§ **Data to use**
★ ★ ★ ★ ★ ★ ★

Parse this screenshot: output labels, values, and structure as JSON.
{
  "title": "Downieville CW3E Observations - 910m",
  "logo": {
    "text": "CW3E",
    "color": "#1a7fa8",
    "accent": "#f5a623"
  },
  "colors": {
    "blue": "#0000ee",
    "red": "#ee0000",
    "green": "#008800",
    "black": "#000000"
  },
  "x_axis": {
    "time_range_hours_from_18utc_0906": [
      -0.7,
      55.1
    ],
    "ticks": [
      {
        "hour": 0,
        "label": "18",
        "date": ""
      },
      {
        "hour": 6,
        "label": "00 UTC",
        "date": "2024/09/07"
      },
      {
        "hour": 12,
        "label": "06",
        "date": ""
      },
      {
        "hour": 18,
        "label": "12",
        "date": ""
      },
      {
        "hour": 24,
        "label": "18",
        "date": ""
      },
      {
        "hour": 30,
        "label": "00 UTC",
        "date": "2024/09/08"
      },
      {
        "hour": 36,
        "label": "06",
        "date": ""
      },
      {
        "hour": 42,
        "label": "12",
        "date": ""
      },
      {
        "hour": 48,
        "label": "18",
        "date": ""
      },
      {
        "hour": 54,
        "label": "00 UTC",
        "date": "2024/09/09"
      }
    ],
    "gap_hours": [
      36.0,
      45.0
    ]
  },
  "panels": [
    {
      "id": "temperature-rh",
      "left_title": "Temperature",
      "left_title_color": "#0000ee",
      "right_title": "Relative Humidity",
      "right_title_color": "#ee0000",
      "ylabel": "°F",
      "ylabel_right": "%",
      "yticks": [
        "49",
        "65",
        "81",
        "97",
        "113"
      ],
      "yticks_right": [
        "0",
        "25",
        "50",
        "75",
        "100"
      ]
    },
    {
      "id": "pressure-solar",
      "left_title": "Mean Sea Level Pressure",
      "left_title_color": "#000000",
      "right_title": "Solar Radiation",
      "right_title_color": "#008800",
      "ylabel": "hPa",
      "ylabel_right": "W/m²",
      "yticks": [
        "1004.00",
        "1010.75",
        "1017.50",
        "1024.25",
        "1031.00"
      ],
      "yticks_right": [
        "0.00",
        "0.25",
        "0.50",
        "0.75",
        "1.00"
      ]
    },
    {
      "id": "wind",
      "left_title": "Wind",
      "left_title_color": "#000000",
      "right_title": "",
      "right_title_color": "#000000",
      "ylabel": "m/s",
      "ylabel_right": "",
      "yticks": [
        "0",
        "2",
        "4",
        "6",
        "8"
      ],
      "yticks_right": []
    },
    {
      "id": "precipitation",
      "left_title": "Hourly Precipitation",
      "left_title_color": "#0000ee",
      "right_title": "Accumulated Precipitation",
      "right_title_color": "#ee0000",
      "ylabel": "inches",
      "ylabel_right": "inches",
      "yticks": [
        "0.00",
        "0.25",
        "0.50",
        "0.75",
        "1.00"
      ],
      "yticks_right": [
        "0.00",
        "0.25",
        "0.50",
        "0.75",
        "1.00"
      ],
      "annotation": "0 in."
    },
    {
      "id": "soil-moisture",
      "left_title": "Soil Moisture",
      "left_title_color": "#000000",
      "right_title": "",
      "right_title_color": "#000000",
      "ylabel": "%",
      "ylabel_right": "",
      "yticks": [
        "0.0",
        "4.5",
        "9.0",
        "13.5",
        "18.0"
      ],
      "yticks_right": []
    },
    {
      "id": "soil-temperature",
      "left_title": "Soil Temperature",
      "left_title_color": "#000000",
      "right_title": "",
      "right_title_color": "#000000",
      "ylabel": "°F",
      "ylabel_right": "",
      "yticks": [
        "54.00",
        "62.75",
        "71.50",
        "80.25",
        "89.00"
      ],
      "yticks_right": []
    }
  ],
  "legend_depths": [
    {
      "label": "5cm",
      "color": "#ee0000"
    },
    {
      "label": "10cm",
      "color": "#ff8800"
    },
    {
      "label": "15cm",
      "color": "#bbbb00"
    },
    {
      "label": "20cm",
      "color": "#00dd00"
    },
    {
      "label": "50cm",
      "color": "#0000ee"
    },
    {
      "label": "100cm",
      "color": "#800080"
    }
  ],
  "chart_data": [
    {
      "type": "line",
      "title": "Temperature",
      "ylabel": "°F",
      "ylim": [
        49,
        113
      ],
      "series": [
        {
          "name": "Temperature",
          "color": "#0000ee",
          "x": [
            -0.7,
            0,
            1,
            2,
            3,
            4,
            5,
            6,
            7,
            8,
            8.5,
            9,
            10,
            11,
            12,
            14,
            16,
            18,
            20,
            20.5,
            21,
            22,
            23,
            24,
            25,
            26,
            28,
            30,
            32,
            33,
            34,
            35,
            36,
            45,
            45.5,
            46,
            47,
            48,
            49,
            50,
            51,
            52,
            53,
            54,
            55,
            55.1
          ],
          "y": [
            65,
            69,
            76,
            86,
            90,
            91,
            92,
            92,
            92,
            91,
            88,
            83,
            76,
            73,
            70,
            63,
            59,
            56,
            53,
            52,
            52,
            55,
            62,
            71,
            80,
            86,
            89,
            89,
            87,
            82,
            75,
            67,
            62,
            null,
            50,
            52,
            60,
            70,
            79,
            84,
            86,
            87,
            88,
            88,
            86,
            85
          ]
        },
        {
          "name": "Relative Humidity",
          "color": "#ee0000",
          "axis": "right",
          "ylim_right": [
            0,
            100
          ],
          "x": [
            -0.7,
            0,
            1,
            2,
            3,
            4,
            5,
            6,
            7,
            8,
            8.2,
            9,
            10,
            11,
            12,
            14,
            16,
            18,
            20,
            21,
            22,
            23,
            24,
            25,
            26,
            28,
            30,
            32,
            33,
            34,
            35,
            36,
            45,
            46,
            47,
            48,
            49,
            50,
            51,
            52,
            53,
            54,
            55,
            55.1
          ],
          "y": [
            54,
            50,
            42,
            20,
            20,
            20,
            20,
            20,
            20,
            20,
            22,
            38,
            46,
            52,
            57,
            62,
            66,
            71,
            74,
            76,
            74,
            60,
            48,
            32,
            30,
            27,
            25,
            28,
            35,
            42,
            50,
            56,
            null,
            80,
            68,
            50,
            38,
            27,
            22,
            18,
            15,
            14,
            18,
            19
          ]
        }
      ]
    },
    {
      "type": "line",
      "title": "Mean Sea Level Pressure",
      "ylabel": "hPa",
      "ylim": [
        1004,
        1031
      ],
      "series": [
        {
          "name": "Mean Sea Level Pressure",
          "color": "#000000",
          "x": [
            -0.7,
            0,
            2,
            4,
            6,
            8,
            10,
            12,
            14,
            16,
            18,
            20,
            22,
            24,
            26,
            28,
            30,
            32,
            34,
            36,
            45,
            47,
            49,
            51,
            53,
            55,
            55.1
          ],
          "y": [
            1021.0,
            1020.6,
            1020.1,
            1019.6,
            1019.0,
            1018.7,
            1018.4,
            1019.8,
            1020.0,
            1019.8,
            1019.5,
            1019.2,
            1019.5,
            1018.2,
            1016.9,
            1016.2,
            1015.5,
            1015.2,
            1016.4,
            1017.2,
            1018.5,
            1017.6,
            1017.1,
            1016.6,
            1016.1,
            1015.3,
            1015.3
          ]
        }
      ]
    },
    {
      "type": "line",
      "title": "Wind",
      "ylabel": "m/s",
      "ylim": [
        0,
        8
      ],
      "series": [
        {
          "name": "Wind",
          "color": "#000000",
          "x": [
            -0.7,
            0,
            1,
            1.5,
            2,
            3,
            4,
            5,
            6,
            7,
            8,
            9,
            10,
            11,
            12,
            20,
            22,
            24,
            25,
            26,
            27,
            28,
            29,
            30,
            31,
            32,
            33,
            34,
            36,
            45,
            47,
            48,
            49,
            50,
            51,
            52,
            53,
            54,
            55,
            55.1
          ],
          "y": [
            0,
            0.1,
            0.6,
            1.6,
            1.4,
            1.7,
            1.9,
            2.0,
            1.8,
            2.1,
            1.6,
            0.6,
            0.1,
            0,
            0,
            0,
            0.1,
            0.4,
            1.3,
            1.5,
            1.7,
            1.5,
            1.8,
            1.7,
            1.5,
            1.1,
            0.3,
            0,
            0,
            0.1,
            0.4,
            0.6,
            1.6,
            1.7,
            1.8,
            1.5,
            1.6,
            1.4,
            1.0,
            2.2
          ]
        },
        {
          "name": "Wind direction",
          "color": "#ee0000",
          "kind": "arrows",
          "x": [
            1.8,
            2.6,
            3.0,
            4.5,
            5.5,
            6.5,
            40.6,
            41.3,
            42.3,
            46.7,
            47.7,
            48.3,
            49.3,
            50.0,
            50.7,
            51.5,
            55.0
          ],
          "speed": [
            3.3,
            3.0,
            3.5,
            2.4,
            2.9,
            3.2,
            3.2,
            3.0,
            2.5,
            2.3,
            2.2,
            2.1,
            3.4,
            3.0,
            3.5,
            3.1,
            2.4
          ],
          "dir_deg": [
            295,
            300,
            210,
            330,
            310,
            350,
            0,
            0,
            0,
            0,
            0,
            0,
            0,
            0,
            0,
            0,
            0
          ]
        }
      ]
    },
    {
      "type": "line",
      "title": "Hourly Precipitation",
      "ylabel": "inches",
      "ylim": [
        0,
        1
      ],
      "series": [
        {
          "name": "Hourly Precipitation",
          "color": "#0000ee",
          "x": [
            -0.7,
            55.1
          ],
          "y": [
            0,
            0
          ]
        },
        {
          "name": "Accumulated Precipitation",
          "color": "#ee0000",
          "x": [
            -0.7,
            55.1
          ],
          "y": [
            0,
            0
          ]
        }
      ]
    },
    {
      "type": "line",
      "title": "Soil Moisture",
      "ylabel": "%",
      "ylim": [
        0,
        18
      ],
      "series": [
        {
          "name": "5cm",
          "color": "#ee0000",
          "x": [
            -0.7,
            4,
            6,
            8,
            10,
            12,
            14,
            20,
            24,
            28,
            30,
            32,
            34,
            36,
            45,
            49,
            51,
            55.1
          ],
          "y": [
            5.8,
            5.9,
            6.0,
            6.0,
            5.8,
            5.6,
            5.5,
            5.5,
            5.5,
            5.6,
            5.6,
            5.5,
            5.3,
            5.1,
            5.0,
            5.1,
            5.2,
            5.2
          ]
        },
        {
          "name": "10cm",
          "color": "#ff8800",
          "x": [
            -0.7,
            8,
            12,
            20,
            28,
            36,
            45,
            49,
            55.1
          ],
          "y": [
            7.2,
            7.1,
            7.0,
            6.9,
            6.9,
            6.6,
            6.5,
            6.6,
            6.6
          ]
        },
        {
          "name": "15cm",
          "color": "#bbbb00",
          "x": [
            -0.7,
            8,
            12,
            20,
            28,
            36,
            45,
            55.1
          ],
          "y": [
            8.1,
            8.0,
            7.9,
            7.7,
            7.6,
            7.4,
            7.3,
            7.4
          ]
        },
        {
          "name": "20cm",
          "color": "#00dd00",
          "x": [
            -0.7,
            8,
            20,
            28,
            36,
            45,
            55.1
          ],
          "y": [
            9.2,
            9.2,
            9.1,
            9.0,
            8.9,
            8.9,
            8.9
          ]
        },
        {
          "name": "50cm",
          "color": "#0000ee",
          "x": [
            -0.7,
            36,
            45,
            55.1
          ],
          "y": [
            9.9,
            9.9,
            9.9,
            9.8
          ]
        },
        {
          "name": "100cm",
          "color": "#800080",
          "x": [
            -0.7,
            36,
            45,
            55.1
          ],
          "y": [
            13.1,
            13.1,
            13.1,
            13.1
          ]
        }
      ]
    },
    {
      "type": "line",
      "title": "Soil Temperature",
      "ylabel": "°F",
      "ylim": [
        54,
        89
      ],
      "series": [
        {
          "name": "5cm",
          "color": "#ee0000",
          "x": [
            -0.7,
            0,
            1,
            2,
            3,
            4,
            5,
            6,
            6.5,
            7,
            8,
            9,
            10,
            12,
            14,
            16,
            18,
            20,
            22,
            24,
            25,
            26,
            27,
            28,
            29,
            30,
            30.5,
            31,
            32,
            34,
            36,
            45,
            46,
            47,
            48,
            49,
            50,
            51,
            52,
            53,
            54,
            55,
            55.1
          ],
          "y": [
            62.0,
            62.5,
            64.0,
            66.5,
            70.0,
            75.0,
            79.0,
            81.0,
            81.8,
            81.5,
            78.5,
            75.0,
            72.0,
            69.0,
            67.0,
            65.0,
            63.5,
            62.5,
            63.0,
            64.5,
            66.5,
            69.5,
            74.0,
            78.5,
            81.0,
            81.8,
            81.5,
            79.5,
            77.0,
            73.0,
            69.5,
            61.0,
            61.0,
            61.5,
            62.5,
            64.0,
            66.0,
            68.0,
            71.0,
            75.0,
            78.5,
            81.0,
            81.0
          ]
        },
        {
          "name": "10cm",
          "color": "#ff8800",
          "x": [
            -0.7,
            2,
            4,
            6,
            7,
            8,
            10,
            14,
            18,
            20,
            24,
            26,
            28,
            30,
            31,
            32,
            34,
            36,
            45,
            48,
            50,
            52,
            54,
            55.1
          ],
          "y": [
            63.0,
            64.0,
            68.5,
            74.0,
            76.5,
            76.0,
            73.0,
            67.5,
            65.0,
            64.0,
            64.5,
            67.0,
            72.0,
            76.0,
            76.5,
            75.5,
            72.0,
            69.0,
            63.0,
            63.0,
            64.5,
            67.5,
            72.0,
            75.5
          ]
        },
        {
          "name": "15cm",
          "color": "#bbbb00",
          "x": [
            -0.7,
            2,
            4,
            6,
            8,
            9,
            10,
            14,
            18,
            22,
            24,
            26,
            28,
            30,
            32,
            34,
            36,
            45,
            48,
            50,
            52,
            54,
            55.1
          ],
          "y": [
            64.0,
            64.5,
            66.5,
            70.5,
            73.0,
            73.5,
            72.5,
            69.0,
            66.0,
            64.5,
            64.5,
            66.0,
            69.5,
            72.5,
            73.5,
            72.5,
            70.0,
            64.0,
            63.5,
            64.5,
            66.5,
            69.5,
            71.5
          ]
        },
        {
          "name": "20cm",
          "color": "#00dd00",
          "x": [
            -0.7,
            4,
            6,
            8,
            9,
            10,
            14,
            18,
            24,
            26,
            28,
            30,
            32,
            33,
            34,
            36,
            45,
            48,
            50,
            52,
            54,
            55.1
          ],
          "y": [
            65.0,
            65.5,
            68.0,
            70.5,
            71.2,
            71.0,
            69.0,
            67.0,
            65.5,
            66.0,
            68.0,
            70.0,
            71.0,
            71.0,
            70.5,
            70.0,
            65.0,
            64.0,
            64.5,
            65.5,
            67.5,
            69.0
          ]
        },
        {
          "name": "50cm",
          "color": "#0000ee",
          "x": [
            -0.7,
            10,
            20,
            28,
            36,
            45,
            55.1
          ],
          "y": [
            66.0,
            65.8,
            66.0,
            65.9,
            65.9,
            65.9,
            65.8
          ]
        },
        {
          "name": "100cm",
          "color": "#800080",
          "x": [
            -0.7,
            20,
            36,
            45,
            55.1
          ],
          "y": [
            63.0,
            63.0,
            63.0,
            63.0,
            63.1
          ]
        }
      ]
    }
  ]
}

★ ★ ★ ★ ★ ★ ★

§ **Your objective**
Pick every line with "Level" in it and copy it.

§ **Task solution**
      "left_title": "Mean Sea Level Pressure",
      "title": "Mean Sea Level Pressure",
          "name": "Mean Sea Level Pressure",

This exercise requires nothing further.